__Challenge__
Copy the full set of lines exactly as given.

__Extracted entries__
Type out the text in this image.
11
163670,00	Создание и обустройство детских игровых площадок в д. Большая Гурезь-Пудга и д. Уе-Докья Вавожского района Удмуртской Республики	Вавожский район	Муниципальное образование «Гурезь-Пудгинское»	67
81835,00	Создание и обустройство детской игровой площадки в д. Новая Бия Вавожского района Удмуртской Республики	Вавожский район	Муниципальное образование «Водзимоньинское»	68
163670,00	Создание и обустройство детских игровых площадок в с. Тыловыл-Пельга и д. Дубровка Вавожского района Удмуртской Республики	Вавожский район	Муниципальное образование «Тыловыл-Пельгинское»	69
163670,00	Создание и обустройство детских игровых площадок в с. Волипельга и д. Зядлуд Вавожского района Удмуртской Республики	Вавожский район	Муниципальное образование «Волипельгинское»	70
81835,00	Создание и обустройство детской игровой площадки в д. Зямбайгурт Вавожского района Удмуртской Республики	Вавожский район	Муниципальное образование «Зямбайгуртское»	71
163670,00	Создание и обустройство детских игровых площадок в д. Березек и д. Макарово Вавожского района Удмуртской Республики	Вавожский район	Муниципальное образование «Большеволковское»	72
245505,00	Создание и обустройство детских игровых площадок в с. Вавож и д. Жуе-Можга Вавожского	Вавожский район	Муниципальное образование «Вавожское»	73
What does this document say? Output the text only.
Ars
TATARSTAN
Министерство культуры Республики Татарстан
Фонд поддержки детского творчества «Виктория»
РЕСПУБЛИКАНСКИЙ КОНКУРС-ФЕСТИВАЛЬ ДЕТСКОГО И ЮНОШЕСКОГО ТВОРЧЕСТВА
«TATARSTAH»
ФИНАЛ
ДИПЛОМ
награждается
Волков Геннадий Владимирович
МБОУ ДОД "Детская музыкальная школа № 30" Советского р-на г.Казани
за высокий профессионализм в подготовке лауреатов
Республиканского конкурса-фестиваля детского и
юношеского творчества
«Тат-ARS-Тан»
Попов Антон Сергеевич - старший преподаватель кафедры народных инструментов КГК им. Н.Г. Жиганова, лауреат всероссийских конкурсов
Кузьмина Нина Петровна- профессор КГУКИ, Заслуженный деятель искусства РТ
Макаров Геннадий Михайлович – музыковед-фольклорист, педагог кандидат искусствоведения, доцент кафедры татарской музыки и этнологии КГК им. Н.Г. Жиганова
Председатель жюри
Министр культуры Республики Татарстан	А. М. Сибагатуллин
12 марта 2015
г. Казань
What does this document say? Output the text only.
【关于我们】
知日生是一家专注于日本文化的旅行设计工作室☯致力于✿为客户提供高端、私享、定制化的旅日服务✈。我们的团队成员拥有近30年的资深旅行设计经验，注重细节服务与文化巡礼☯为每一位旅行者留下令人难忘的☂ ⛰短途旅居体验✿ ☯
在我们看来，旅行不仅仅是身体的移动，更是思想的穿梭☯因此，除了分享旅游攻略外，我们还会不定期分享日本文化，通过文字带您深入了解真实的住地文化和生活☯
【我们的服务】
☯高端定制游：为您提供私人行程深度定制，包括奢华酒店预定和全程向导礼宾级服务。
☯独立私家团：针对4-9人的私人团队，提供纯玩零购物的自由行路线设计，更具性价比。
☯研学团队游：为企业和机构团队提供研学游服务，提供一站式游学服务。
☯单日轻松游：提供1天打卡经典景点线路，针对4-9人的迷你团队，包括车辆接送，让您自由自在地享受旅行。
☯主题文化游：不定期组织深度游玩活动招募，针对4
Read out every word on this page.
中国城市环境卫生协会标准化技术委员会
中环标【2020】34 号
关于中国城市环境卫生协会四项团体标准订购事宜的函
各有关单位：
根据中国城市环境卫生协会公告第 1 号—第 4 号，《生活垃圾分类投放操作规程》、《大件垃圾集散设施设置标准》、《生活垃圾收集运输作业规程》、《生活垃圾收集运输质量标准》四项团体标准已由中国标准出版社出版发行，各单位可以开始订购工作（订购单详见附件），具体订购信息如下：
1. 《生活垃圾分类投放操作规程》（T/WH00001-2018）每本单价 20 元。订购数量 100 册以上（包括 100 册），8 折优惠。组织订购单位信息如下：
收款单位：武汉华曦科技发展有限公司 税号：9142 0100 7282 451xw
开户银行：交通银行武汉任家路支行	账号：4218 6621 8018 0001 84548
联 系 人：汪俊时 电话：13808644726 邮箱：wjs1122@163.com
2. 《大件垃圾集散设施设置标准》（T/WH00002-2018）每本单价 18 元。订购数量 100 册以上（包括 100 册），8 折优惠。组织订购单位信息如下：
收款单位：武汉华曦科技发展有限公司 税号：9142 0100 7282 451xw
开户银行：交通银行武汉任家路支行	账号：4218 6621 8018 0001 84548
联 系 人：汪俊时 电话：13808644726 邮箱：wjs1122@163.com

__Problem solution__
Type out the text in this image.
11
163670,00	Создание и обустройство детских игровых площадок в д. Большая Гурезь-Пудга и д. Уе-Докья Вавожского района Удмуртской Республики	Вавожский район	Муниципальное образование «Гурезь-Пудгинское»	67
81835,00	Создание и обустройство детской игровой площадки в д. Новая Бия Вавожского района Удмуртской Республики	Вавожский район	Муниципальное образование «Водзимоньинское»	68
163670,00	Создание и обустройство детских игровых площадок в с. Тыловыл-Пельга и д. Дубровка Вавожского района Удмуртской Республики	Вавожский район	Муниципальное образование «Тыловыл-Пельгинское»	69
163670,00	Создание и обустройство детских игровых площадок в с. Волипельга и д. Зядлуд Вавожского района Удмуртской Республики	Вавожский район	Муниципальное образование «Волипельгинское»	70
81835,00	Создание и обустройство детской игровой площадки в д. Зямбайгурт Вавожского района Удмуртской Республики	Вавожский район	Муниципальное образование «Зямбайгуртское»	71
163670,00	Создание и обустройство детских игровых площадок в д. Березек и д. Макарово Вавожского района Удмуртской Республики	Вавожский район	Муниципальное образование «Большеволковское»	72
245505,00	Создание и обустройство детских игровых площадок в с. Вавож и д. Жуе-Можга Вавожского	Вавожский район	Муниципальное образование «Вавожское»	73
What does this document say? Output the text only.
Ars
TATARSTAN
Министерство культуры Республики Татарстан
Фонд поддержки детского творчества «Виктория»
РЕСПУБЛИКАНСКИЙ КОНКУРС-ФЕСТИВАЛЬ ДЕТСКОГО И ЮНОШЕСКОГО ТВОРЧЕСТВА
«TATARSTAH»
ФИНАЛ
ДИПЛОМ
награждается
Волков Геннадий Владимирович
МБОУ ДОД "Детская музыкальная школа № 30" Советского р-на г.Казани
за высокий профессионализм в подготовке лауреатов
Республиканского конкурса-фестиваля детского и
юношеского творчества
«Тат-ARS-Тан»
Попов Антон Сергеевич - старший преподаватель кафедры народных инструментов КГК им. Н.Г. Жиганова, лауреат всероссийских конкурсов
Кузьмина Нина Петровна- профессор КГУКИ, Заслуженный деятель искусства РТ
Макаров Геннадий Михайлович – музыковед-фольклорист, педагог кандидат искусствоведения, доцент кафедры татарской музыки и этнологии КГК им. Н.Г. Жиганова
Председатель жюри
Министр культуры Республики Татарстан	А. М. Сибагатуллин
12 марта 2015
г. Казань
What does this document say? Output the text only.
【关于我们】
知日生是一家专注于日本文化的旅行设计工作室☯致力于✿为客户提供高端、私享、定制化的旅日服务✈。我们的团队成员拥有近30年的资深旅行设计经验，注重细节服务与文化巡礼☯为每一位旅行者留下令人难忘的☂ ⛰短途旅居体验✿ ☯
在我们看来，旅行不仅仅是身体的移动，更是思想的穿梭☯因此，除了分享旅游攻略外，我们还会不定期分享日本文化，通过文字带您深入了解真实的住地文化和生活☯
【我们的服务】
☯高端定制游：为您提供私人行程深度定制，包括奢华酒店预定和全程向导礼宾级服务。
☯独立私家团：针对4-9人的私人团队，提供纯玩零购物的自由行路线设计，更具性价比。
☯研学团队游：为企业和机构团队提供研学游服务，提供一站式游学服务。
☯单日轻松游：提供1天打卡经典景点线路，针对4-9人的迷你团队，包括车辆接送，让您自由自在地享受旅行。
☯主题文化游：不定期组织深度游玩活动招募，针对4
Read out every word on this page.
中国城市环境卫生协会标准化技术委员会
中环标【2020】34 号
关于中国城市环境卫生协会四项团体标准订购事宜的函
各有关单位：
根据中国城市环境卫生协会公告第 1 号—第 4 号，《生活垃圾分类投放操作规程》、《大件垃圾集散设施设置标准》、《生活垃圾收集运输作业规程》、《生活垃圾收集运输质量标准》四项团体标准已由中国标准出版社出版发行，各单位可以开始订购工作（订购单详见附件），具体订购信息如下：
1. 《生活垃圾分类投放操作规程》（T/WH00001-2018）每本单价 20 元。订购数量 100 册以上（包括 100 册），8 折优惠。组织订购单位信息如下：
收款单位：武汉华曦科技发展有限公司 税号：9142 0100 7282 451xw
开户银行：交通银行武汉任家路支行	账号：4218 6621 8018 0001 84548
联 系 人：汪俊时 电话：13808644726 邮箱：wjs1122@163.com
2. 《大件垃圾集散设施设置标准》（T/WH00002-2018）每本单价 18 元。订购数量 100 册以上（包括 100 册），8 折优惠。组织订购单位信息如下：
收款单位：武汉华曦科技发展有限公司 税号：9142 0100 7282 451xw
开户银行：交通银行武汉任家路支行	账号：4218 6621 8018 0001 84548
联 系 人：汪俊时 电话：13808644726 邮箱：wjs1122@163.com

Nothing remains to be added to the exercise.